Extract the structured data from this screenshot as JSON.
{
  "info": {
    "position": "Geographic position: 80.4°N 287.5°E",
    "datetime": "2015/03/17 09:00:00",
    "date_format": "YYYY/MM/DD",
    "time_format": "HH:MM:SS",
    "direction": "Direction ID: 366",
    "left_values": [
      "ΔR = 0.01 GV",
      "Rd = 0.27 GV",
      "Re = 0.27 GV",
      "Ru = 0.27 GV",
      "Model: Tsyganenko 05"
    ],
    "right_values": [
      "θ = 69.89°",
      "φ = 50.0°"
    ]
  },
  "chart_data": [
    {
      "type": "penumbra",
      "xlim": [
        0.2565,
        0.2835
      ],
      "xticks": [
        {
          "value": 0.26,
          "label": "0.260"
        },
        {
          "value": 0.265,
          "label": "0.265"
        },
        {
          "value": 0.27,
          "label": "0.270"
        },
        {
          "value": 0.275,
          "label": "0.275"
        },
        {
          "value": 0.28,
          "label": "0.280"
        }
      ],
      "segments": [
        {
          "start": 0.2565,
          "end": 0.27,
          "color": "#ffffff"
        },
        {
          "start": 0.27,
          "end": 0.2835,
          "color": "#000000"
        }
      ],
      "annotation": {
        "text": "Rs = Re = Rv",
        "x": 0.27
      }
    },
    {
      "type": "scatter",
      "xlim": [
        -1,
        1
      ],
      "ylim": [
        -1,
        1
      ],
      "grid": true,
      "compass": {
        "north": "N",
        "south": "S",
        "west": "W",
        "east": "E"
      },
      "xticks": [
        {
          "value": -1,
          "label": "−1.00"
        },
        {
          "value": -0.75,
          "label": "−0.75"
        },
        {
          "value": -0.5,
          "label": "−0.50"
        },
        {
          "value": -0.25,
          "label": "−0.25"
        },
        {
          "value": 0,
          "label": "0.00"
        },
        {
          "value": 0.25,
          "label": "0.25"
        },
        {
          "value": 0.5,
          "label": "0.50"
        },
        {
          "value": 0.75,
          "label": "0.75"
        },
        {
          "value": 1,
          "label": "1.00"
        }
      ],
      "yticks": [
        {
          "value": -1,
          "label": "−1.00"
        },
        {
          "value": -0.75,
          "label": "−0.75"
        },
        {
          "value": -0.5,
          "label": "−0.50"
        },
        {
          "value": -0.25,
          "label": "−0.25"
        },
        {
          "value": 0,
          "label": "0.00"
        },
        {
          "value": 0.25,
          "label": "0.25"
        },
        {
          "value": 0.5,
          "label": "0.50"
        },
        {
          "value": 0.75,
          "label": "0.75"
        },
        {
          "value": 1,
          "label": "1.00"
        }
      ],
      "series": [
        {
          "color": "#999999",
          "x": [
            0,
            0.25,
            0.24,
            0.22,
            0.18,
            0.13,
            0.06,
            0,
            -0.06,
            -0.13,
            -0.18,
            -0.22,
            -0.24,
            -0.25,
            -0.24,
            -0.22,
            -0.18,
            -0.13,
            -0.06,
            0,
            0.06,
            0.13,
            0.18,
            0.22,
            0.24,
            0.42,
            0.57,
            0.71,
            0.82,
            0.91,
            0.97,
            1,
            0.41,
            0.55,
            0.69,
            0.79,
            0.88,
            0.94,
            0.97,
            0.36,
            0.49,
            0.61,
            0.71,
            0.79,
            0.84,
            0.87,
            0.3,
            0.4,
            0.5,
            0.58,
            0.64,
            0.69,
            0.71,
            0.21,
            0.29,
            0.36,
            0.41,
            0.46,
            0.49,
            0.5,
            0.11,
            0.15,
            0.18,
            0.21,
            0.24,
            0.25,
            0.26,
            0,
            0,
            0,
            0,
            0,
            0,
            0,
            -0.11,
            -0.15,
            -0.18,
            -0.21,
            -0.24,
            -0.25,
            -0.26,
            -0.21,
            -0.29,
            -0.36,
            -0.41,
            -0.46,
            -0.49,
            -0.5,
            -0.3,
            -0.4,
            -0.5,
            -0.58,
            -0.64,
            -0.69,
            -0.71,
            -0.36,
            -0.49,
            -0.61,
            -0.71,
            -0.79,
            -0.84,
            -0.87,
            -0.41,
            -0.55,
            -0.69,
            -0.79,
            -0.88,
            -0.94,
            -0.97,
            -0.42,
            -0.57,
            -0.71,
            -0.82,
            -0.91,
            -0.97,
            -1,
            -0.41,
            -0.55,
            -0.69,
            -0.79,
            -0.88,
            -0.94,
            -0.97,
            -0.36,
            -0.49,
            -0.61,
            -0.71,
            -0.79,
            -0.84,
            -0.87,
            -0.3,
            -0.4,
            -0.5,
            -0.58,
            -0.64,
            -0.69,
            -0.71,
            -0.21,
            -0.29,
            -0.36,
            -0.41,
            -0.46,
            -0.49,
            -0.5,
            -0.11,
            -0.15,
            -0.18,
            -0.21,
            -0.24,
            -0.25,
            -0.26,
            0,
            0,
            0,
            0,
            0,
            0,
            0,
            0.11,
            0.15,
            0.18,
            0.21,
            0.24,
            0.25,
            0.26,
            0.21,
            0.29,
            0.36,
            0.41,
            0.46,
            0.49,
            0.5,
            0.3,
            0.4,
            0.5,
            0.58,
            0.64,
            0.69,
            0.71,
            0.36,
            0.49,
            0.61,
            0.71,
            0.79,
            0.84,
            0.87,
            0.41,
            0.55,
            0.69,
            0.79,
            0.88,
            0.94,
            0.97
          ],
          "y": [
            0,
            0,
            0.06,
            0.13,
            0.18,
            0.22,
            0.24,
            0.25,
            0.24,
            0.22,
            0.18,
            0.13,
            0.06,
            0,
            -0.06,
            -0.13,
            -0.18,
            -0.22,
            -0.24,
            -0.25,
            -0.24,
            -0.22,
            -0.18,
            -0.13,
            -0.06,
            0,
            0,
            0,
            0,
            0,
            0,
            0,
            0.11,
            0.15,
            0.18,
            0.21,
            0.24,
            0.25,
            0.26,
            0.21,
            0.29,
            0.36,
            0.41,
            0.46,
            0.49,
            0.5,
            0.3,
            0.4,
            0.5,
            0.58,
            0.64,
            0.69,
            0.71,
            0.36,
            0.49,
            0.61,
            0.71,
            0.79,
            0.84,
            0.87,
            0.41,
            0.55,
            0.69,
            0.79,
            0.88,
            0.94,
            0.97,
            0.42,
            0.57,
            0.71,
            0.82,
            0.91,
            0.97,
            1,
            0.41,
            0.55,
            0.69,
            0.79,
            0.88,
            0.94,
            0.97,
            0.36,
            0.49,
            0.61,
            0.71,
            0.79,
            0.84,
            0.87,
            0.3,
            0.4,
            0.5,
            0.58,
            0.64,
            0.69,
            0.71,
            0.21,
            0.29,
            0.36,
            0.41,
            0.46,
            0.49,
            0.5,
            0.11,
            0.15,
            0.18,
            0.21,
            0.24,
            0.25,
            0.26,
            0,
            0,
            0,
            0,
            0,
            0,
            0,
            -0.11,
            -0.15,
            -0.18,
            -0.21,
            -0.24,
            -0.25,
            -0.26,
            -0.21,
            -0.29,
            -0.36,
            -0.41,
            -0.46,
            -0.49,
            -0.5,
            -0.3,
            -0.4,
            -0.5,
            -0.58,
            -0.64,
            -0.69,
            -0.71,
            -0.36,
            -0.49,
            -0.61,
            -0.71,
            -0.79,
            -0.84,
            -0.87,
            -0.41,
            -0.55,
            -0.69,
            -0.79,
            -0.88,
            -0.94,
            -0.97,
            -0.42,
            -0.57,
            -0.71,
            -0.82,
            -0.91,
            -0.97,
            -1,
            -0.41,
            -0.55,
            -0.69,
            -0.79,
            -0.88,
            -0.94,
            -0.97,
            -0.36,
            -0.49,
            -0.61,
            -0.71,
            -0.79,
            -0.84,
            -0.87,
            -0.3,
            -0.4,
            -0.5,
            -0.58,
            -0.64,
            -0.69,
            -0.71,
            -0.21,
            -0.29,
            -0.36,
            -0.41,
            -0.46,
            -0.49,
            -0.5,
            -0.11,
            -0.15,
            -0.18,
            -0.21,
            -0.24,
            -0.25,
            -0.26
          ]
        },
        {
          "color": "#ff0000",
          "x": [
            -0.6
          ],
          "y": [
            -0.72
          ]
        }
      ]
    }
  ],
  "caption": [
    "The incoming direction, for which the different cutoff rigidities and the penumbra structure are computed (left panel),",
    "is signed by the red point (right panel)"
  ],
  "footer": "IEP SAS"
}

Task to carry out – Only the number is needed: state how many lines in the listing contain "color".

Solution to this problem – 4